# What is asked
All lines featuring the string "price" are to be listed.
※
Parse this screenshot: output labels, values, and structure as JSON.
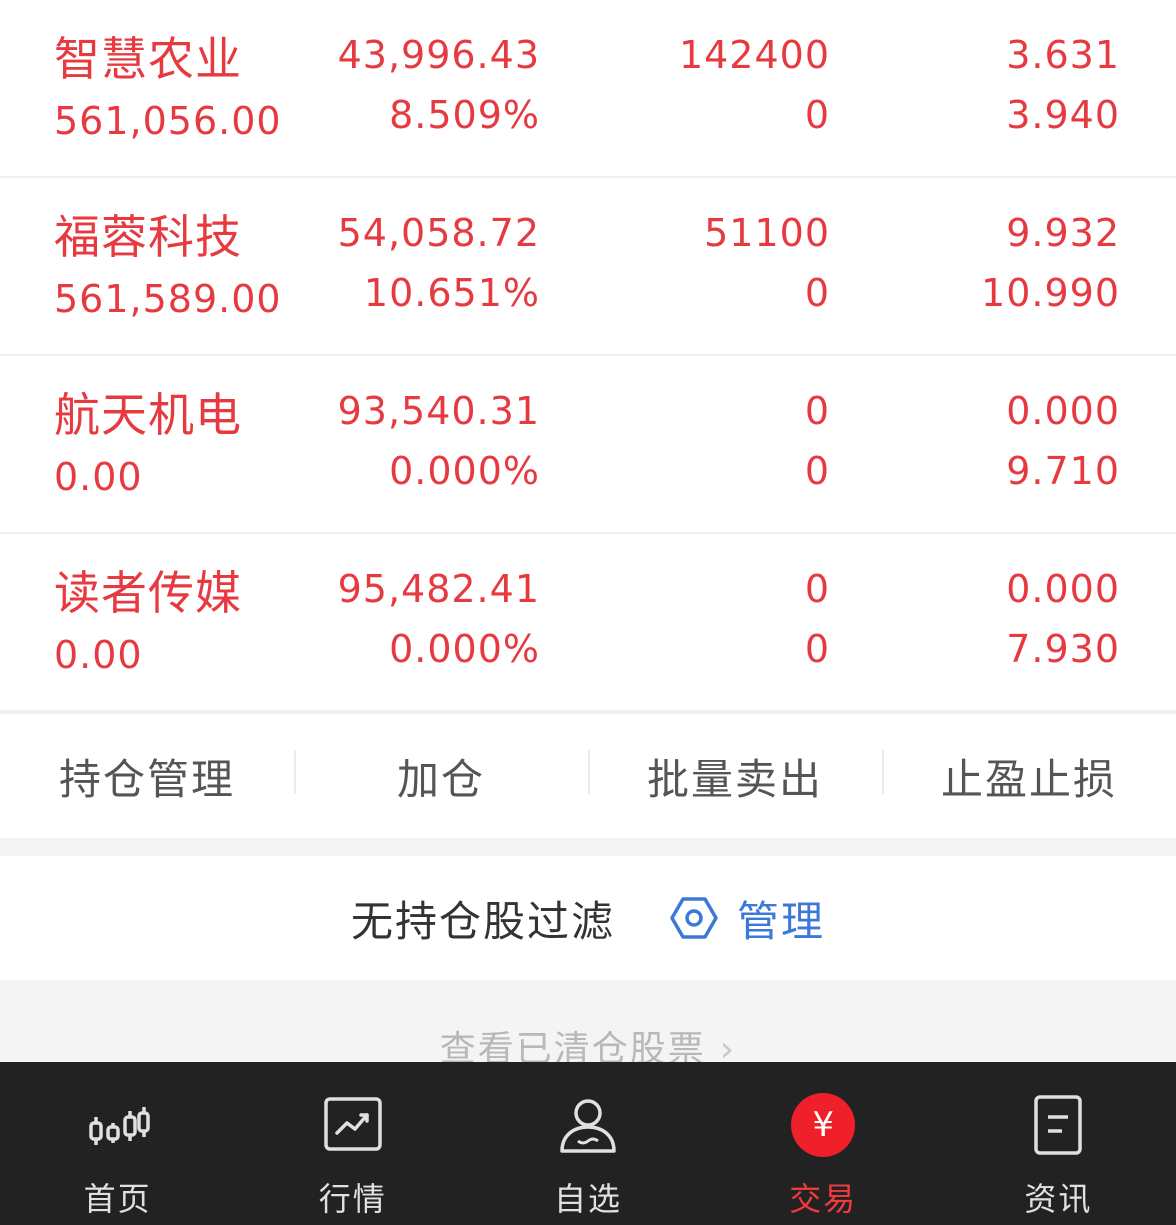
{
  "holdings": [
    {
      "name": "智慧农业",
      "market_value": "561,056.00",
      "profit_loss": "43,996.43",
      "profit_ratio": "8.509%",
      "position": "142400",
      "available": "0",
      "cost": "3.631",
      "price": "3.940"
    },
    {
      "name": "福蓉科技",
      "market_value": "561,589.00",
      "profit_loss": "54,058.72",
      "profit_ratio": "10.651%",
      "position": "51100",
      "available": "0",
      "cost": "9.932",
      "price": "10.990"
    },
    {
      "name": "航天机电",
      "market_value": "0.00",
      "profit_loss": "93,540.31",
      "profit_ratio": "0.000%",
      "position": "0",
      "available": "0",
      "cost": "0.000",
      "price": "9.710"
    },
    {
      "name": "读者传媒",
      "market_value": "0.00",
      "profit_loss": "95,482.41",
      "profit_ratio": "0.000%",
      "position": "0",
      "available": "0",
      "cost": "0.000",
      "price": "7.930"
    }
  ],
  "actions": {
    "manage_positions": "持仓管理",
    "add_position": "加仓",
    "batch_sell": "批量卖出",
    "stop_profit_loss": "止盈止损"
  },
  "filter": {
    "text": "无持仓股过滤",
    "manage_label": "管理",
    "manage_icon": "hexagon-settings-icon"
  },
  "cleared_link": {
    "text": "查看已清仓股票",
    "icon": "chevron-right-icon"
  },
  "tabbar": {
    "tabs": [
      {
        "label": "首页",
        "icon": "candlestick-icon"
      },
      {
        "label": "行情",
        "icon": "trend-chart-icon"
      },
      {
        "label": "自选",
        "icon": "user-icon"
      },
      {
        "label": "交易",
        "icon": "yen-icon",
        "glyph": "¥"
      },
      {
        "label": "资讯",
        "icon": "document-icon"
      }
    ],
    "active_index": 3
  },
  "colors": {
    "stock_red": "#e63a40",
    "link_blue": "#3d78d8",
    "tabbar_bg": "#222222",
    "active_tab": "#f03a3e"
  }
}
※
# Solution
      "price": "3.940"
      "price": "10.990"
      "price": "9.710"
      "price": "7.930"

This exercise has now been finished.